**REQUIRED TASK**
Scan the entries below for the word "lỏng". Copy each line that has it.

**********

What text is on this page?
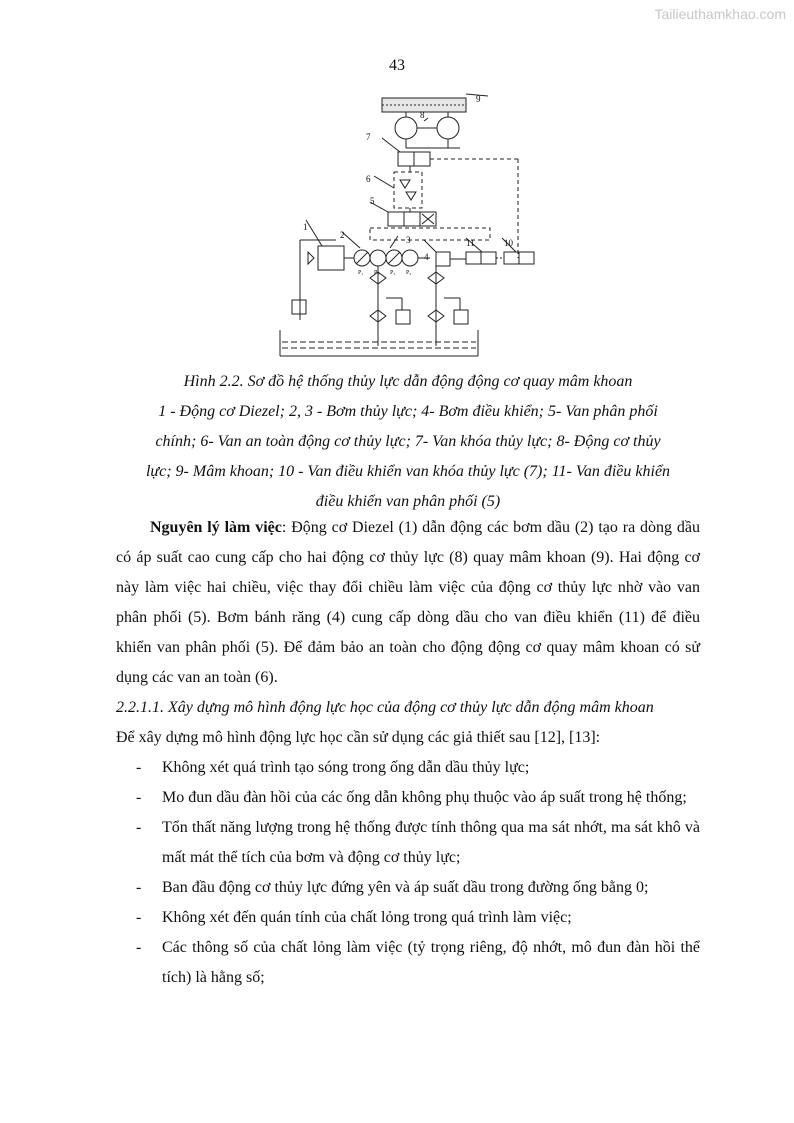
Tailieuthamkhao.com
43
1
2	3
4
5
6
7
8
9
10
11
P₁ P₂ P₃ P₄

Hình 2.2. Sơ đồ hệ thống thủy lực dẫn động động cơ quay mâm khoan

1 - Động cơ Diezel; 2, 3 - Bơm thủy lực; 4- Bơm điều khiển; 5- Van phân phối

chính; 6- Van an toàn động cơ thủy lực; 7- Van khóa thủy lực; 8- Động cơ thủy

lực; 9- Mâm khoan; 10 - Van điều khiển van khóa thủy lực (7); 11- Van điều khiển

điều khiển van phân phối (5)

Nguyên lý làm việc: Động cơ Diezel (1) dẫn động các bơm dầu (2) tạo ra dòng dầu có áp suất cao cung cấp cho hai động cơ thủy lực (8) quay mâm khoan (9). Hai động cơ này làm việc hai chiều, việc thay đổi chiều làm việc của động cơ thủy lực nhờ vào van phân phối (5). Bơm bánh răng (4) cung cấp dòng dầu cho van điều khiển (11) để điều khiển van phân phối (5). Để đảm bảo an toàn cho động động cơ quay mâm khoan có sử dụng các van an toàn (6).

2.2.1.1. Xây dựng mô hình động lực học của động cơ thủy lực dẫn động mâm khoan

Để xây dựng mô hình động lực học cần sử dụng các giả thiết sau [12], [13]:

- Không xét quá trình tạo sóng trong ống dẫn dầu thủy lực;
- Mo đun dầu đàn hồi của các ống dẫn không phụ thuộc vào áp suất trong hệ thống;
- Tổn thất năng lượng trong hệ thống được tính thông qua ma sát nhớt, ma sát khô và mất mát thể tích của bơm và động cơ thủy lực;
- Ban đầu động cơ thủy lực đứng yên và áp suất dầu trong đường ống bằng 0;
- Không xét đến quán tính của chất lỏng trong quá trình làm việc;
- Các thông số của chất lỏng làm việc (tỷ trọng riêng, độ nhớt, mô đun đàn hồi thể tích) là hằng số;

**********

**ANSWER TO THE PROBLEM**
- Không xét đến quán tính của chất lỏng trong quá trình làm việc;
- Các thông số của chất lỏng làm việc (tỷ trọng riêng, độ nhớt, mô đun đàn hồi thể tích) là hằng số;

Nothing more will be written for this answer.